··· Input records ···

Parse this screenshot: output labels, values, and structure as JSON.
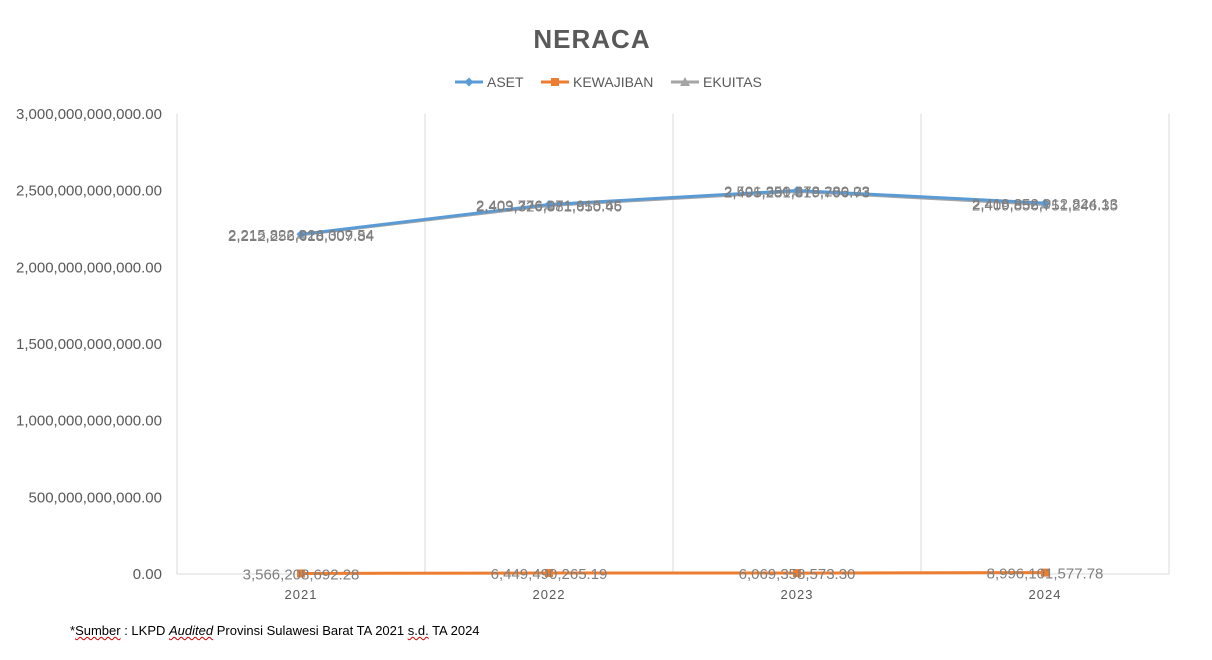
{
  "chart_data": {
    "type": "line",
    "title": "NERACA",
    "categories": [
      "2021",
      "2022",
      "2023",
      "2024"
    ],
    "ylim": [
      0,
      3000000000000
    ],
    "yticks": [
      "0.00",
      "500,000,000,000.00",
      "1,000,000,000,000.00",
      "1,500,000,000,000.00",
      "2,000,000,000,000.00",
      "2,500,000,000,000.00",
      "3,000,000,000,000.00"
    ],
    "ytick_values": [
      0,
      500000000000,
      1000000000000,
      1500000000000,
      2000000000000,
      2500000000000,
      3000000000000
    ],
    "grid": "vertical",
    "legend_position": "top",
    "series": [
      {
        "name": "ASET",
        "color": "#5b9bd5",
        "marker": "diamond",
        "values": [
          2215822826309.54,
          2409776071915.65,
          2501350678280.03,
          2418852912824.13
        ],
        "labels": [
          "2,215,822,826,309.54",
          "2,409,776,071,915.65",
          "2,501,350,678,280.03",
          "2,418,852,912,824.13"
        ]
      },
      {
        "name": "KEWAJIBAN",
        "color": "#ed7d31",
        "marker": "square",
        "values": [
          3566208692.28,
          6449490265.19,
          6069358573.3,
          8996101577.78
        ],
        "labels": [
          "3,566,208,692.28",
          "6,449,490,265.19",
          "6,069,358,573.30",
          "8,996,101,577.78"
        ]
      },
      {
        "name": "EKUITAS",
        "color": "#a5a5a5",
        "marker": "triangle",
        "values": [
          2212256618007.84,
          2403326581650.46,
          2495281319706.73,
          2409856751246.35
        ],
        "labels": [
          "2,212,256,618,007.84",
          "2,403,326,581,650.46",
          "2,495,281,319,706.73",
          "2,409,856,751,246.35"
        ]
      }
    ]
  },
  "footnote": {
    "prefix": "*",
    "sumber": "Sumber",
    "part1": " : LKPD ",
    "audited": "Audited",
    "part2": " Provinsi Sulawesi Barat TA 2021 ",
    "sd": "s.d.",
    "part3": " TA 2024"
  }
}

···

• Work instructions: Transcribe every record above exactly, leaving out the pictures.

• Exercise result:
Parse this screenshot: output labels, values, and structure as JSON.
{
  "chart_data": {
    "type": "line",
    "title": "NERACA",
    "categories": [
      "2021",
      "2022",
      "2023",
      "2024"
    ],
    "ylim": [
      0,
      3000000000000
    ],
    "yticks": [
      "0.00",
      "500,000,000,000.00",
      "1,000,000,000,000.00",
      "1,500,000,000,000.00",
      "2,000,000,000,000.00",
      "2,500,000,000,000.00",
      "3,000,000,000,000.00"
    ],
    "ytick_values": [
      0,
      500000000000,
      1000000000000,
      1500000000000,
      2000000000000,
      2500000000000,
      3000000000000
    ],
    "grid": "vertical",
    "legend_position": "top",
    "series": [
      {
        "name": "ASET",
        "color": "#5b9bd5",
        "marker": "diamond",
        "values": [
          2215822826309.54,
          2409776071915.65,
          2501350678280.03,
          2418852912824.13
        ],
        "labels": [
          "2,215,822,826,309.54",
          "2,409,776,071,915.65",
          "2,501,350,678,280.03",
          "2,418,852,912,824.13"
        ]
      },
      {
        "name": "KEWAJIBAN",
        "color": "#ed7d31",
        "marker": "square",
        "values": [
          3566208692.28,
          6449490265.19,
          6069358573.3,
          8996101577.78
        ],
        "labels": [
          "3,566,208,692.28",
          "6,449,490,265.19",
          "6,069,358,573.30",
          "8,996,101,577.78"
        ]
      },
      {
        "name": "EKUITAS",
        "color": "#a5a5a5",
        "marker": "triangle",
        "values": [
          2212256618007.84,
          2403326581650.46,
          2495281319706.73,
          2409856751246.35
        ],
        "labels": [
          "2,212,256,618,007.84",
          "2,403,326,581,650.46",
          "2,495,281,319,706.73",
          "2,409,856,751,246.35"
        ]
      }
    ]
  },
  "footnote": {
    "prefix": "*",
    "sumber": "Sumber",
    "part1": " : LKPD ",
    "audited": "Audited",
    "part2": " Provinsi Sulawesi Barat TA 2021 ",
    "sd": "s.d.",
    "part3": " TA 2024"
  }
}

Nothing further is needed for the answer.